Keeping Voat's data when Voat shuts down

Keeping Voat's data when Voat shuts down (SearchVoat)

submitted 4.3 years ago by SearchVoat

SearchVoat.co is an independent website not associated with Voat, Inc.

SearchVoat.co is not going to shut down in the foreseeable future.
SearchVoat.co already has a complete* backup of Voat's submissions and comments. This data does not generally include up/downvotes.
You can retrieve a copy of a Voat submission, including comments, by replacing voat.co in the submission URL with searchvoat.co. For example, this post is at https://voat.co/v/SearchVoat/4170146 and you can retrieve a backup at https://searchvoat.co/v/SearchVoat/4170146.
You can choose to download results from SearchVoat.co in CSV or JSON format, by selecting those options when you do a search. These downloads include up to 240 posts, but you cannot specify a page number, so narrow your search if you want more than 240 posts at a time. (EDIT: Just noticed that this only works for submissions, not comments. Will add this facility for comments soon.)
I will add a shortcut to the SearchVoat.co front page to one or more Voat post mortem discussion forums TBA. Suggestions please.
If you want to delete your posts from SearchVoat, make sure you delete them from Voat before Voat shuts down then go to SearchVoat and hit edit/delete.
EDIT: I am sending unique individual passwords to Voat users by DM so they can prove who they used to be on Voat. See here: https://voat.co/v/SearchVoat/4170476

^{* 99.9% complete; missing a few comments before July 2017}

116 comments

You are viewing a single comment's thread.

view the rest of the comments →

Germ22 4.3 years ago

So how exactly could i download ALL of voat? And how much data would it be? And can the format then still be used like it was still a website but on my pc?

link

hang_em_high 4.3 years ago

Any ballpark idea on how much space that would take up? Not sure I have the HDD space even if I knew how to do it.

link

thor7 4.3 years ago

Probably a few gigabytes if you're scaping it in a few optimized/efficient way. As in, parsing the data and feeding stuff into your own SQL database. You'd essentially be rebuilding the backend database through scraping. It would be a good load on the server, but you'd only have to do it once, and you can then share it with whoever. Even in the event of complete noncompliance/non-help from Voat admins, it would absolutely work. If it wasn't so short notice this is something I would've happily built.

______________________________

SET PROBLEM 1 :: Reproduce the records exactly, starting at their first line and ending with the line that contains "notice-post-title[interactable]: 코스프레 대장", with both ends included.

______________________________

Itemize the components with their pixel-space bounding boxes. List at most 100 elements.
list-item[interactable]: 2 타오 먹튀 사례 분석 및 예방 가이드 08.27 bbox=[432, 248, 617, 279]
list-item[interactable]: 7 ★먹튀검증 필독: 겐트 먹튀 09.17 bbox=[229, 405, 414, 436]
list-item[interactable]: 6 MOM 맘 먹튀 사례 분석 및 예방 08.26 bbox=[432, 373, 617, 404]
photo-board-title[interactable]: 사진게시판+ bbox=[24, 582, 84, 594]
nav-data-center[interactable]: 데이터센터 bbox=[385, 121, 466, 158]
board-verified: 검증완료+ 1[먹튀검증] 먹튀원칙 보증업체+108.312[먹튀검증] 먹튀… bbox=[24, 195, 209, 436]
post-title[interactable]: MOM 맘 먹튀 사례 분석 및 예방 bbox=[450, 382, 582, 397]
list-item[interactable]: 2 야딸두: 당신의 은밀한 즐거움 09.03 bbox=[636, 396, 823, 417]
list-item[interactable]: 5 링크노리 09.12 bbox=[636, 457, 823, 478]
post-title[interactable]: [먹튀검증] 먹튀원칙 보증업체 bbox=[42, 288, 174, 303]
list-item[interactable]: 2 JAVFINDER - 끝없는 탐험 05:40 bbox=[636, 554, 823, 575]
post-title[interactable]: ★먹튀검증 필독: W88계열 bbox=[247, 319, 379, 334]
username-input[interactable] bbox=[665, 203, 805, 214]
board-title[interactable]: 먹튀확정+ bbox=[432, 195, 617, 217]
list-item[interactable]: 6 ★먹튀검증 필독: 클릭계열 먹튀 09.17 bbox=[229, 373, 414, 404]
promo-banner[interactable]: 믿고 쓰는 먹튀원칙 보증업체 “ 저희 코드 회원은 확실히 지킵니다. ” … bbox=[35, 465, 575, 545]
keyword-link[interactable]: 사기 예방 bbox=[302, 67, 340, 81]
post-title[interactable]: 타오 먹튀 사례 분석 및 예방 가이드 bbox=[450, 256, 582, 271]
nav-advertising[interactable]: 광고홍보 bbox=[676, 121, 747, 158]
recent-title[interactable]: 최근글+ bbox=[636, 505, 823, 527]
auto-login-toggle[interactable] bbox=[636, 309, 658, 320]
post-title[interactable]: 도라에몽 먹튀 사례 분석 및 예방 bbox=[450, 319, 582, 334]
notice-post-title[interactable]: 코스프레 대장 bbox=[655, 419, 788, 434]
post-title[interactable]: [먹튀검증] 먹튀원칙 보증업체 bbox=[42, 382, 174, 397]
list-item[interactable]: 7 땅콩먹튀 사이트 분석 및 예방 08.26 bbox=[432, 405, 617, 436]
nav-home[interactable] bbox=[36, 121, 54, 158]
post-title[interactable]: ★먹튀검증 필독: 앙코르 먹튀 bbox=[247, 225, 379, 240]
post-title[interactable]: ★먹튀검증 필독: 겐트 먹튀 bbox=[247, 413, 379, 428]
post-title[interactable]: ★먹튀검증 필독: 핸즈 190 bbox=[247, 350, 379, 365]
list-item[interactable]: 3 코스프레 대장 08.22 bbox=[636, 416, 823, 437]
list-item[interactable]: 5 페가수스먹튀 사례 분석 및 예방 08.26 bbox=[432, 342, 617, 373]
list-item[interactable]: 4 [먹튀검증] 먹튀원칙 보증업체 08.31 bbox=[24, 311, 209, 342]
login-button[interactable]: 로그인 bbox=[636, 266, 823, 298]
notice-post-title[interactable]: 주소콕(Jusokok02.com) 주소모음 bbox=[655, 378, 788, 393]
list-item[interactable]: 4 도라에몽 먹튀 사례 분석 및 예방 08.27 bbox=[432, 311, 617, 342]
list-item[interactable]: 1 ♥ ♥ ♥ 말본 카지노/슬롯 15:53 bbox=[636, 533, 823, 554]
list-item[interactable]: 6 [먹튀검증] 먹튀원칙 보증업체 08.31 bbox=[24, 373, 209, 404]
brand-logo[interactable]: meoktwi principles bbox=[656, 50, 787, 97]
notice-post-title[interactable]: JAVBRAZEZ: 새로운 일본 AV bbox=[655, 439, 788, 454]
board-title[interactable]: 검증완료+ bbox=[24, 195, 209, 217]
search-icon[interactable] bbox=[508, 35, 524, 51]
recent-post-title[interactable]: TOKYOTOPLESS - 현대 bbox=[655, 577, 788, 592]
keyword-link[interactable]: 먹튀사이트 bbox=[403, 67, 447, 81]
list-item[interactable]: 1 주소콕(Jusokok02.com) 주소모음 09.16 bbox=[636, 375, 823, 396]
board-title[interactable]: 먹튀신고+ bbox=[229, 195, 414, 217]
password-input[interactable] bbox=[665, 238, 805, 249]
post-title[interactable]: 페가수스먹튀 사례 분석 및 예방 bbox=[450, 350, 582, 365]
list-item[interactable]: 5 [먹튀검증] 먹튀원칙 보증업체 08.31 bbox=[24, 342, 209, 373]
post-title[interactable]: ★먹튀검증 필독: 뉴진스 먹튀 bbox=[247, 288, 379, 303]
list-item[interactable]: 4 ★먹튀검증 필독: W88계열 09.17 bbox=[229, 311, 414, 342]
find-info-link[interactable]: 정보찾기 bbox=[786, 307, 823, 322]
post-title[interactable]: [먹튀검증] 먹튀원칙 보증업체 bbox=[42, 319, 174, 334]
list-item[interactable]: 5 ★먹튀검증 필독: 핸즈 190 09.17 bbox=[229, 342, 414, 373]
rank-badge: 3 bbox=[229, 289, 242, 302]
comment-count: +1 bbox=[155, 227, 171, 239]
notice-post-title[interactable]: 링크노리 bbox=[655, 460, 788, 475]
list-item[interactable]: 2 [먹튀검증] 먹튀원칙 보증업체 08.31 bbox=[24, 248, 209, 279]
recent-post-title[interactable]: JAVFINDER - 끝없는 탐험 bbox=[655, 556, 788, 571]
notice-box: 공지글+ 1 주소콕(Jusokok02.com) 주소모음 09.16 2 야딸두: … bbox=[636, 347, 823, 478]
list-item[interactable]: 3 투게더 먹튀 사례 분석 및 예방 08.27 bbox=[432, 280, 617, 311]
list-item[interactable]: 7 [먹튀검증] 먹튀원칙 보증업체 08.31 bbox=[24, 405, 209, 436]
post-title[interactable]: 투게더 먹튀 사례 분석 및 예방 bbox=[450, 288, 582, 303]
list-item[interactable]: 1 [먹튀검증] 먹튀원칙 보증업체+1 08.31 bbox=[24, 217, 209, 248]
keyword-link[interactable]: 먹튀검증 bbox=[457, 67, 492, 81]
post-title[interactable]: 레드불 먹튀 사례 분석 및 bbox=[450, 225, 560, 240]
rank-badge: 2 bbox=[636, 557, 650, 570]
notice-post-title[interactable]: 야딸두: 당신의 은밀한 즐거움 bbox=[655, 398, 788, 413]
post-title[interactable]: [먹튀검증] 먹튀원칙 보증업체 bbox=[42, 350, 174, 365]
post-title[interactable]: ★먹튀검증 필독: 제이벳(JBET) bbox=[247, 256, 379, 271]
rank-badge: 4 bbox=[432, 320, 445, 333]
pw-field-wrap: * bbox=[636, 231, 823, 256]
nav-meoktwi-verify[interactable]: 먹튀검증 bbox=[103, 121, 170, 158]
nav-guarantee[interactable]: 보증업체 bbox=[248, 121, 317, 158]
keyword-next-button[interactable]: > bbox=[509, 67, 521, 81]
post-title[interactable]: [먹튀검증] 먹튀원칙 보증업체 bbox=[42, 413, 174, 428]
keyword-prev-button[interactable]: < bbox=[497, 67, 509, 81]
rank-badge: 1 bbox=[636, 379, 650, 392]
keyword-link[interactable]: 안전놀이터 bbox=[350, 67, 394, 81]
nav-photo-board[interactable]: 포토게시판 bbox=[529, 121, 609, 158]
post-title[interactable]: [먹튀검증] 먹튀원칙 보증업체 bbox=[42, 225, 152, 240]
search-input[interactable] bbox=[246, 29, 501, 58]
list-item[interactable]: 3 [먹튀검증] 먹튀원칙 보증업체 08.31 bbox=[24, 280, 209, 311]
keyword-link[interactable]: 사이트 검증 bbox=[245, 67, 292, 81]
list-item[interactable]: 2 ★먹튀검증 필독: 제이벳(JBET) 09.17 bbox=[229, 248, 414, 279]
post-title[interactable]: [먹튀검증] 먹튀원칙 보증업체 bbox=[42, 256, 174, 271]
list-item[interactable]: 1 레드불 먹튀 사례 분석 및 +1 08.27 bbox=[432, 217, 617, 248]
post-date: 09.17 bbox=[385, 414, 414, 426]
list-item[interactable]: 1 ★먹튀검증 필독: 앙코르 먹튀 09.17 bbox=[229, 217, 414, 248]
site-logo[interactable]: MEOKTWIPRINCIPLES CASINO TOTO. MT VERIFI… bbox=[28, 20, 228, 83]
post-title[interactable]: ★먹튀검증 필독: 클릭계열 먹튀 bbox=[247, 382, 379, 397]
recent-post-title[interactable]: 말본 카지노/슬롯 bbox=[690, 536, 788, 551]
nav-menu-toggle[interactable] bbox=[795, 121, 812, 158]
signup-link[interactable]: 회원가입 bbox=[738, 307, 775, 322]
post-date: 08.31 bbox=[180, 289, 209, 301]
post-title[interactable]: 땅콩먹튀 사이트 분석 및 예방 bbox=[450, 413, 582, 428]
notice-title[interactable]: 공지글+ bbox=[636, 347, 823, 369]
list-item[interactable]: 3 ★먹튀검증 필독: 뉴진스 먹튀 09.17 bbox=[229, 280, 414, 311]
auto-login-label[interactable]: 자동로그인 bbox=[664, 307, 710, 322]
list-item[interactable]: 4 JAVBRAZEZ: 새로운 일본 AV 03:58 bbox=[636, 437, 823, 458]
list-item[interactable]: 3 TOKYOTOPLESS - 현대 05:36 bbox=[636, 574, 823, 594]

______________________________

SET PROBLEM 2 :: In the Voat backup post, how many posts can a single CSV or JSON download from SearchVoat.co include?

EXPECTED ANSWER 1 ::
Itemize the components with their pixel-space bounding boxes. List at most 100 elements.
list-item[interactable]: 2 타오 먹튀 사례 분석 및 예방 가이드 08.27 bbox=[432, 248, 617, 279]
list-item[interactable]: 7 ★먹튀검증 필독: 겐트 먹튀 09.17 bbox=[229, 405, 414, 436]
list-item[interactable]: 6 MOM 맘 먹튀 사례 분석 및 예방 08.26 bbox=[432, 373, 617, 404]
photo-board-title[interactable]: 사진게시판+ bbox=[24, 582, 84, 594]
nav-data-center[interactable]: 데이터센터 bbox=[385, 121, 466, 158]
board-verified: 검증완료+ 1[먹튀검증] 먹튀원칙 보증업체+108.312[먹튀검증] 먹튀… bbox=[24, 195, 209, 436]
post-title[interactable]: MOM 맘 먹튀 사례 분석 및 예방 bbox=[450, 382, 582, 397]
list-item[interactable]: 2 야딸두: 당신의 은밀한 즐거움 09.03 bbox=[636, 396, 823, 417]
list-item[interactable]: 5 링크노리 09.12 bbox=[636, 457, 823, 478]
post-title[interactable]: [먹튀검증] 먹튀원칙 보증업체 bbox=[42, 288, 174, 303]
list-item[interactable]: 2 JAVFINDER - 끝없는 탐험 05:40 bbox=[636, 554, 823, 575]
post-title[interactable]: ★먹튀검증 필독: W88계열 bbox=[247, 319, 379, 334]
username-input[interactable] bbox=[665, 203, 805, 214]
board-title[interactable]: 먹튀확정+ bbox=[432, 195, 617, 217]
list-item[interactable]: 6 ★먹튀검증 필독: 클릭계열 먹튀 09.17 bbox=[229, 373, 414, 404]
promo-banner[interactable]: 믿고 쓰는 먹튀원칙 보증업체 “ 저희 코드 회원은 확실히 지킵니다. ” … bbox=[35, 465, 575, 545]
keyword-link[interactable]: 사기 예방 bbox=[302, 67, 340, 81]
post-title[interactable]: 타오 먹튀 사례 분석 및 예방 가이드 bbox=[450, 256, 582, 271]
nav-advertising[interactable]: 광고홍보 bbox=[676, 121, 747, 158]
recent-title[interactable]: 최근글+ bbox=[636, 505, 823, 527]
auto-login-toggle[interactable] bbox=[636, 309, 658, 320]
post-title[interactable]: 도라에몽 먹튀 사례 분석 및 예방 bbox=[450, 319, 582, 334]
notice-post-title[interactable]: 코스프레 대장 bbox=[655, 419, 788, 434]

EXPECTED ANSWER 2 :: Up to 240 posts.